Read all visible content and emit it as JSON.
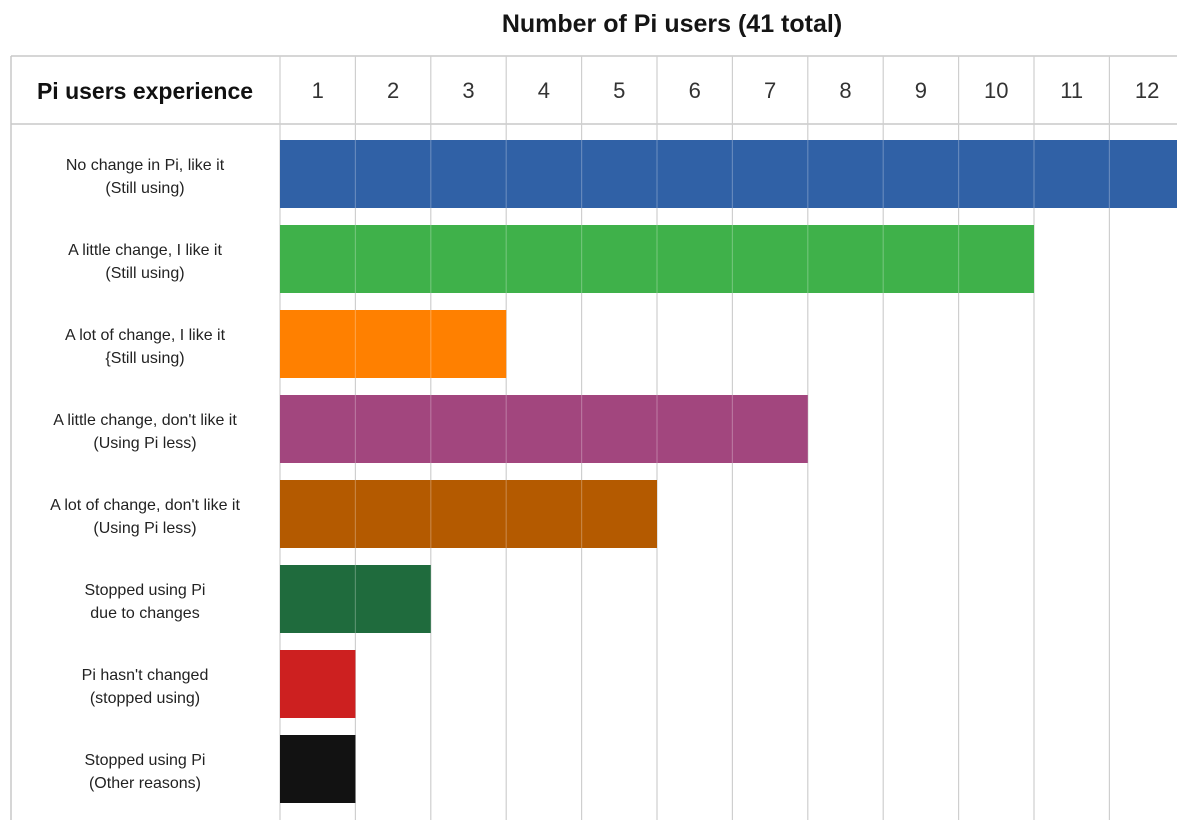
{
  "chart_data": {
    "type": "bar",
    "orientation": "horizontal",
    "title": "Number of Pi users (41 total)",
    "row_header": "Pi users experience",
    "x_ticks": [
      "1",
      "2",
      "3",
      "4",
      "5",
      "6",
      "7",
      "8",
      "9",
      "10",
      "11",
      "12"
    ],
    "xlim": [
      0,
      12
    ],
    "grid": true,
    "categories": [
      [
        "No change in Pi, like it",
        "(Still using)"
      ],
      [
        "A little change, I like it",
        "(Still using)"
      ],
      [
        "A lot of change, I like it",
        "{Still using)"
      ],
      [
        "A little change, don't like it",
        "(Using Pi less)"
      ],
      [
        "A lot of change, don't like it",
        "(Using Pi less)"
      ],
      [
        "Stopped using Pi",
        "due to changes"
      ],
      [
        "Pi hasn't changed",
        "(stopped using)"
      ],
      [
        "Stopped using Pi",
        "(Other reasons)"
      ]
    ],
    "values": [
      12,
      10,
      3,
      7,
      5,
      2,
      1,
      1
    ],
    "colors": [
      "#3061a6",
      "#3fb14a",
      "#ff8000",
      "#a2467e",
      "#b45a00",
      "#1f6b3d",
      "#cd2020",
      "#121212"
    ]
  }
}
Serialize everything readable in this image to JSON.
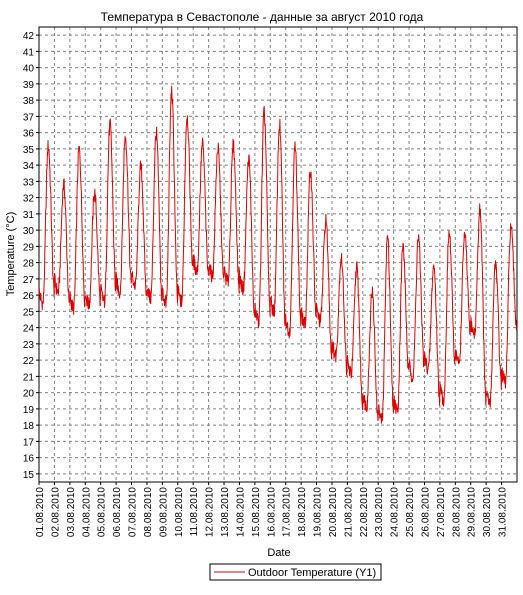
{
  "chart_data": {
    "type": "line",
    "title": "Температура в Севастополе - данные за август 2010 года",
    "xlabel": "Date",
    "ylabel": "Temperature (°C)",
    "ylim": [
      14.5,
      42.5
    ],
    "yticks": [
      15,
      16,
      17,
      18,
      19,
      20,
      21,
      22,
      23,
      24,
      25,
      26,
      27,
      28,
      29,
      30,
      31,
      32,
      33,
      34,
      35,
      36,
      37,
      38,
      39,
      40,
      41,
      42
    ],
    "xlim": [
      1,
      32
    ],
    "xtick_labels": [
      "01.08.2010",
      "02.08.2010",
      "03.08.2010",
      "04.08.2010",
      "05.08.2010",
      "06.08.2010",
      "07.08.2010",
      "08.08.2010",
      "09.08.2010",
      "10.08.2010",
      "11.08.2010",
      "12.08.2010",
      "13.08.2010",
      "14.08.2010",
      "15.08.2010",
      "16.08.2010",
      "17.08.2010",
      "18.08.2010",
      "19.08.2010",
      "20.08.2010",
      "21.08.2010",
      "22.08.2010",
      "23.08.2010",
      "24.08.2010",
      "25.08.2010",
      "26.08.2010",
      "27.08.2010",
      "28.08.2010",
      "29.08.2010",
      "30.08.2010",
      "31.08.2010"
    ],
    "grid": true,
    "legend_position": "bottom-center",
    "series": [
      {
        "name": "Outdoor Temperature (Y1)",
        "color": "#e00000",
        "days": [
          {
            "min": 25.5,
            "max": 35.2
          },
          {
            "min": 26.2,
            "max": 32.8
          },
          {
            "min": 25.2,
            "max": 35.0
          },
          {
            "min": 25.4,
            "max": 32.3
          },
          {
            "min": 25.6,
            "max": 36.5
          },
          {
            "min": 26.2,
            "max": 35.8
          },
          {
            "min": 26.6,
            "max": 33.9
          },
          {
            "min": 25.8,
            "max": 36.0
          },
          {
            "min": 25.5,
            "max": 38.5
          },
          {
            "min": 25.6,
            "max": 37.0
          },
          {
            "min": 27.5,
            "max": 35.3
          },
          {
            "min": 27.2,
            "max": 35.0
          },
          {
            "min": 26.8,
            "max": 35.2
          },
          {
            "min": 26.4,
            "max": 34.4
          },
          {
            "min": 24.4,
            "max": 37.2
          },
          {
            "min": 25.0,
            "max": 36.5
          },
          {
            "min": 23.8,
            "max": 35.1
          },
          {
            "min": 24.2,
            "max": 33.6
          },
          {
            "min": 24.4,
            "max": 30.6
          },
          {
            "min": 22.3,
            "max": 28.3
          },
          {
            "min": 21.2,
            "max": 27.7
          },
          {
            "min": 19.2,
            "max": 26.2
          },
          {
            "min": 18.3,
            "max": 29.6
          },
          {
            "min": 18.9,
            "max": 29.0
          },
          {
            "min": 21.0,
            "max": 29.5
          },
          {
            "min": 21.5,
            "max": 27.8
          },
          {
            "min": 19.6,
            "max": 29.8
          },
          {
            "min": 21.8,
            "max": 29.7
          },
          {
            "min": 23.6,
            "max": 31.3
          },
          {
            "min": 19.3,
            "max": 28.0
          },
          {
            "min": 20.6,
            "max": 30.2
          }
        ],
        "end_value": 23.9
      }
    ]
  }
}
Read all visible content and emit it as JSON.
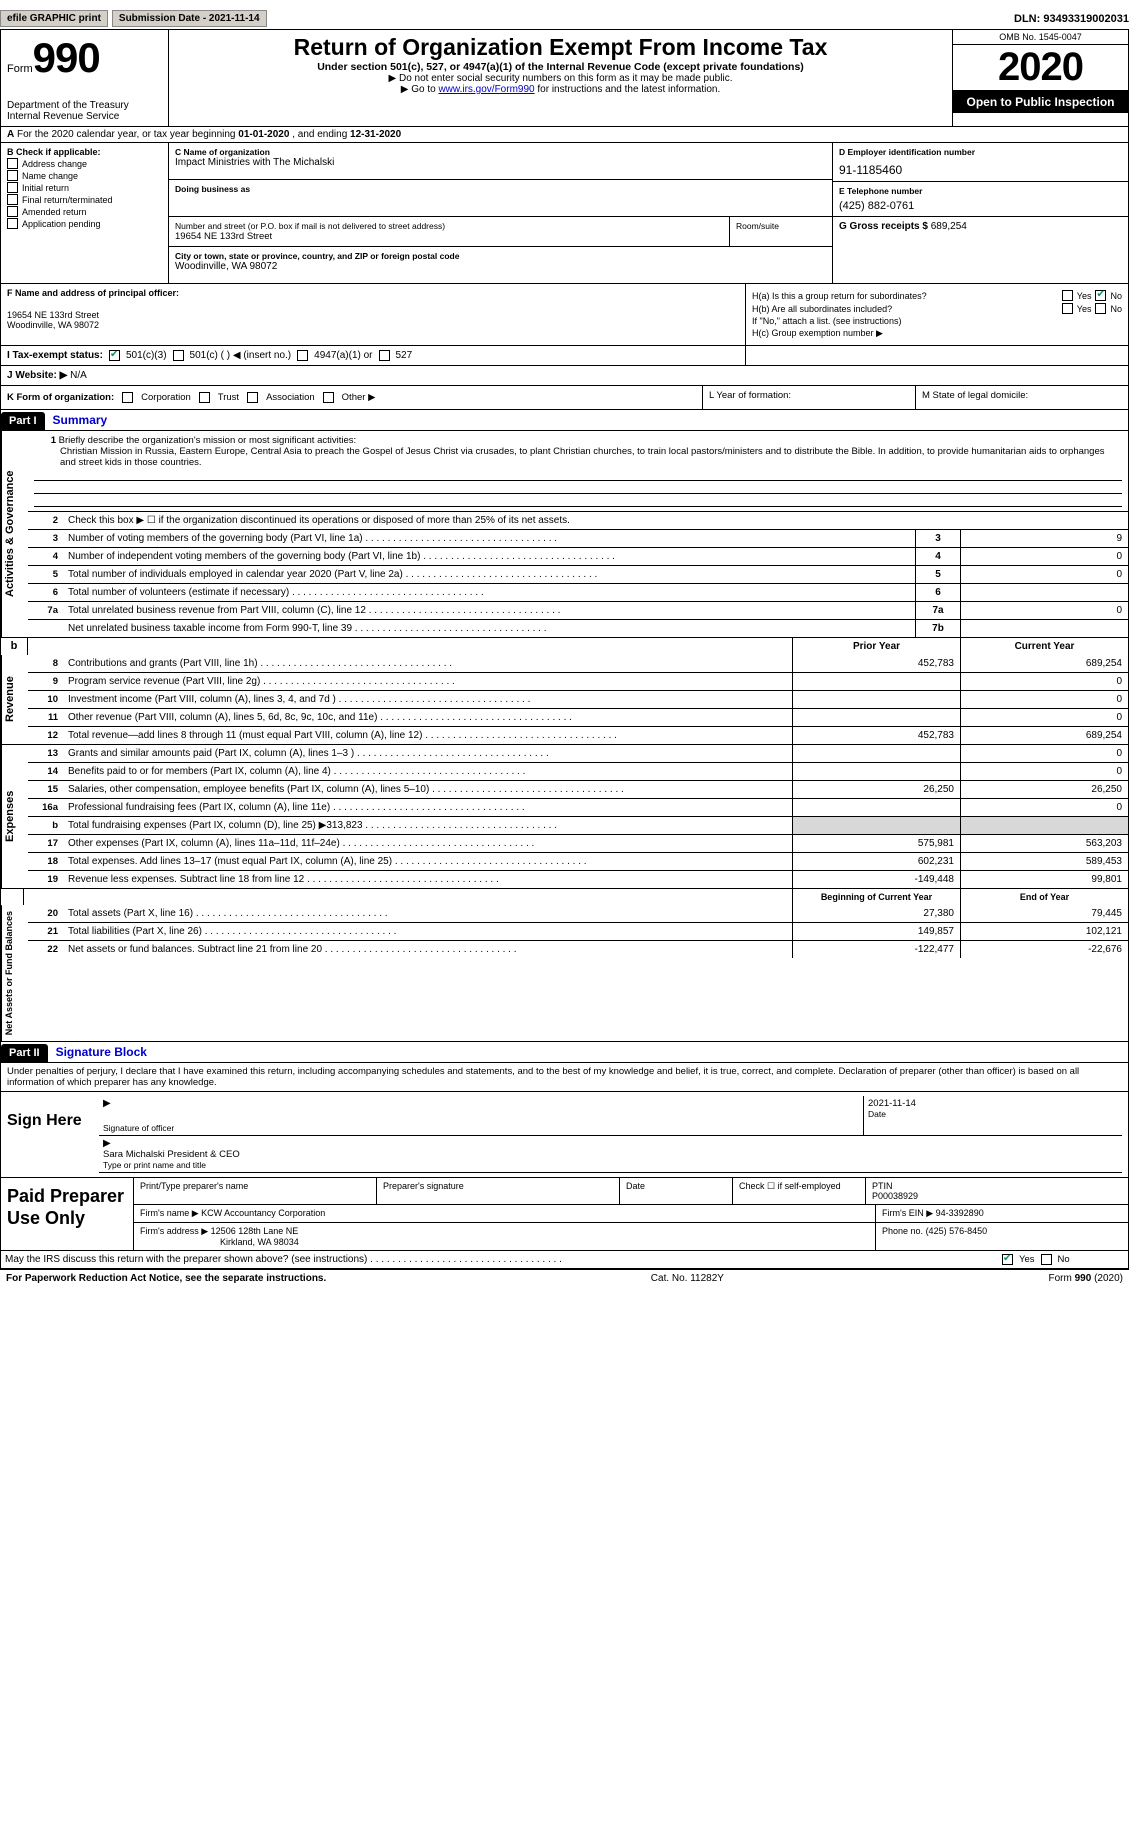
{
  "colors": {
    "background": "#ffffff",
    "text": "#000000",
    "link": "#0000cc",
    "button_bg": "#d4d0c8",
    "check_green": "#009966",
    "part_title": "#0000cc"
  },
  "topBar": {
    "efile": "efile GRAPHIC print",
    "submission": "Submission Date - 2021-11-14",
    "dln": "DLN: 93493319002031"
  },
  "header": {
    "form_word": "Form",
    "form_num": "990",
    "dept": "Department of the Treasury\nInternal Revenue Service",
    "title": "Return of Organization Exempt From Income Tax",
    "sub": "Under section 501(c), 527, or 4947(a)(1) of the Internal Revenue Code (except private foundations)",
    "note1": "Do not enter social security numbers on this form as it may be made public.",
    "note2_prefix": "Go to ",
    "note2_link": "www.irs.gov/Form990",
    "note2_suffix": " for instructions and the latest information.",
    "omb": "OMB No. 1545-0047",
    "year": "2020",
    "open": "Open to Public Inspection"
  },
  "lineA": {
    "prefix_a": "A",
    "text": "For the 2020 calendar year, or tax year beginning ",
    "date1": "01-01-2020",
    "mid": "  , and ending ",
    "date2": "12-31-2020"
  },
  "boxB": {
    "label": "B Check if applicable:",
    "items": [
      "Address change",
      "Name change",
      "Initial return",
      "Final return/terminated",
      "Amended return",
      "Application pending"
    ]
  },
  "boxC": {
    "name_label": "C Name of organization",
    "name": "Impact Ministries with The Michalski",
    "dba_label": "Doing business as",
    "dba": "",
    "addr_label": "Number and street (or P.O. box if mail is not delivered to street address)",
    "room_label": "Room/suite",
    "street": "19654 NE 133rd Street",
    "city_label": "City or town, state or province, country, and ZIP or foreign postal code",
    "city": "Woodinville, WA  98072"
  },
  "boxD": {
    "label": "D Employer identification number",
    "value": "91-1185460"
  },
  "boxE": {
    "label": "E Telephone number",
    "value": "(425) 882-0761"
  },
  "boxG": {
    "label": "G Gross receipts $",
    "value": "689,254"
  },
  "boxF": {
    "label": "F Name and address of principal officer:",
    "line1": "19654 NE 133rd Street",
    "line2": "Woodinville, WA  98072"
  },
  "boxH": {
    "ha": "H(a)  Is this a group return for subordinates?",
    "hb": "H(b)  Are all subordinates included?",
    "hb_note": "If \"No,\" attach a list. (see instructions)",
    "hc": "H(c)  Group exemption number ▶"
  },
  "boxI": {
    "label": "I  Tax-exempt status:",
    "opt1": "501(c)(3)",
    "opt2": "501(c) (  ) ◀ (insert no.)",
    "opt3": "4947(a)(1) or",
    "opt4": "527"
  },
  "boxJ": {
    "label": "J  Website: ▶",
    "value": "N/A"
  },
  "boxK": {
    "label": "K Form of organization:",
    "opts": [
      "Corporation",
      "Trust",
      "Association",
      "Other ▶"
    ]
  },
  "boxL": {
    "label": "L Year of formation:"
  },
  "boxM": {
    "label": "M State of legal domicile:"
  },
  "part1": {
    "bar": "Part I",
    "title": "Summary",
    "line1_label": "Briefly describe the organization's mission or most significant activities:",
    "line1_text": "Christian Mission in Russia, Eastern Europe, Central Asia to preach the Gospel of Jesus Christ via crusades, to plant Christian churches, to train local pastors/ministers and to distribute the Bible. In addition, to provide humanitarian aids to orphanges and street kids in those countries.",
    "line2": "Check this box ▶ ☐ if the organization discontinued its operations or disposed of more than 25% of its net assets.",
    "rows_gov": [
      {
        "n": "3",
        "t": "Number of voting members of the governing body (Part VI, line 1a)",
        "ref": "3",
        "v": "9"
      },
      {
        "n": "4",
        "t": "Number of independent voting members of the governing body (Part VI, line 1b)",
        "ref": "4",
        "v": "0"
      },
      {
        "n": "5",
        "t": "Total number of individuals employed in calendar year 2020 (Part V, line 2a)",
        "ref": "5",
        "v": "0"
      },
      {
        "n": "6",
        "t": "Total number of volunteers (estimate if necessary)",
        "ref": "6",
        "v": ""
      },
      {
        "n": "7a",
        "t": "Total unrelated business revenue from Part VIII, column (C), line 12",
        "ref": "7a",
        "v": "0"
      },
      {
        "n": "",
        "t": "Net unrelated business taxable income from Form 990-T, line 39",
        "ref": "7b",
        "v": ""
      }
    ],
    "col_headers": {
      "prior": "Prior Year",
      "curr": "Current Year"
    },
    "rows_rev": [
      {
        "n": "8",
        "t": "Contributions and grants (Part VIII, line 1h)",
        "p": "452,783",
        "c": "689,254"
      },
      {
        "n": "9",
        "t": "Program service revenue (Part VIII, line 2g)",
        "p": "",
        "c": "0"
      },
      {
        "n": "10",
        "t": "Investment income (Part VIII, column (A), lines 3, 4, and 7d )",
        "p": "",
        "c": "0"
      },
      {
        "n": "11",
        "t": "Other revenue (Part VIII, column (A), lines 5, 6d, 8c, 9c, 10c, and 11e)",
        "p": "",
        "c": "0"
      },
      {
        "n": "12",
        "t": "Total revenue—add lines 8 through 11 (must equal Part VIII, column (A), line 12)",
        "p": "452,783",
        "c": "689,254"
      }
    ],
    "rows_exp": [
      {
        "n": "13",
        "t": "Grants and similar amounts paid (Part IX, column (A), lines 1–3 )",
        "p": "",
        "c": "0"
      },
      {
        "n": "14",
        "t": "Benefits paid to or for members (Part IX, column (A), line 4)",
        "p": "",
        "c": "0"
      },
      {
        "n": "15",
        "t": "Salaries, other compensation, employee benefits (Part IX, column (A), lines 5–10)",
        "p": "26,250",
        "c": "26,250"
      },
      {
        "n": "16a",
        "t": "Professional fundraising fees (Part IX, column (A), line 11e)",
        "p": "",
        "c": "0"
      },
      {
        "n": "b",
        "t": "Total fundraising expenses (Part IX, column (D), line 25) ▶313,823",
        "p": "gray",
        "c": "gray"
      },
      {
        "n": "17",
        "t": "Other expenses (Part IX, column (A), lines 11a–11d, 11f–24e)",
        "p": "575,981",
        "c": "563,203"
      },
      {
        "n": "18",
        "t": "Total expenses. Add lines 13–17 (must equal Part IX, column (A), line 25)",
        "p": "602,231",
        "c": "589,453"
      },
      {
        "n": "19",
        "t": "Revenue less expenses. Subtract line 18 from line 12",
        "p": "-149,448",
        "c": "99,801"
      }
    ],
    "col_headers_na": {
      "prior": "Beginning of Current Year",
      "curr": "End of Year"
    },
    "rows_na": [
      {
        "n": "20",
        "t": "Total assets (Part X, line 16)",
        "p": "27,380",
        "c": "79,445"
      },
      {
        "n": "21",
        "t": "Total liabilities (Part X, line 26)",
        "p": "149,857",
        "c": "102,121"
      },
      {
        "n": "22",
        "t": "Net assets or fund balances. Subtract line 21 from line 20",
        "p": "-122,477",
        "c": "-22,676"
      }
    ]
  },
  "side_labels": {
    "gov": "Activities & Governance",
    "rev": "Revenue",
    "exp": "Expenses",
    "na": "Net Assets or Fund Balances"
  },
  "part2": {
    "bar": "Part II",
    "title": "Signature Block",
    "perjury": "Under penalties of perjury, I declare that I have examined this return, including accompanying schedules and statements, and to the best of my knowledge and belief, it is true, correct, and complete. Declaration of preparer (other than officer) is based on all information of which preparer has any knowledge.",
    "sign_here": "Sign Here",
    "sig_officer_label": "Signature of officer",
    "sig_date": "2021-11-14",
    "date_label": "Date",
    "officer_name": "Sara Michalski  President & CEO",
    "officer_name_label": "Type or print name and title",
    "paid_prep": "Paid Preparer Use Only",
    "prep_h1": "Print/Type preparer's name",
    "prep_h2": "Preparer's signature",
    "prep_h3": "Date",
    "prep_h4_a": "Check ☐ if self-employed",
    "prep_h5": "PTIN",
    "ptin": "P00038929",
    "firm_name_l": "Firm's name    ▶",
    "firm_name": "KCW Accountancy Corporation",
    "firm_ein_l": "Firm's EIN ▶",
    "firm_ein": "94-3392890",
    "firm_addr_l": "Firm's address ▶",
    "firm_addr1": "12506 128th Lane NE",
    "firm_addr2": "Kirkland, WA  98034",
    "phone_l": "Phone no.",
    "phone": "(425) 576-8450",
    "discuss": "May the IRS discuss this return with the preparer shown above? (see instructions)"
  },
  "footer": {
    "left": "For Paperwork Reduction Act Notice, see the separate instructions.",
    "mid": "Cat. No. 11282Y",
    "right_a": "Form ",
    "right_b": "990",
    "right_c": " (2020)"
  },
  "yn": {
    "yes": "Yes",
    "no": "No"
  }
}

_ _ _

Work instructions: In the listing above, locate each line with "Michalski" and copy it.

The reply:
    "name": "Impact Ministries with The Michalski",
    "officer_name": "Sara Michalski  President & CEO",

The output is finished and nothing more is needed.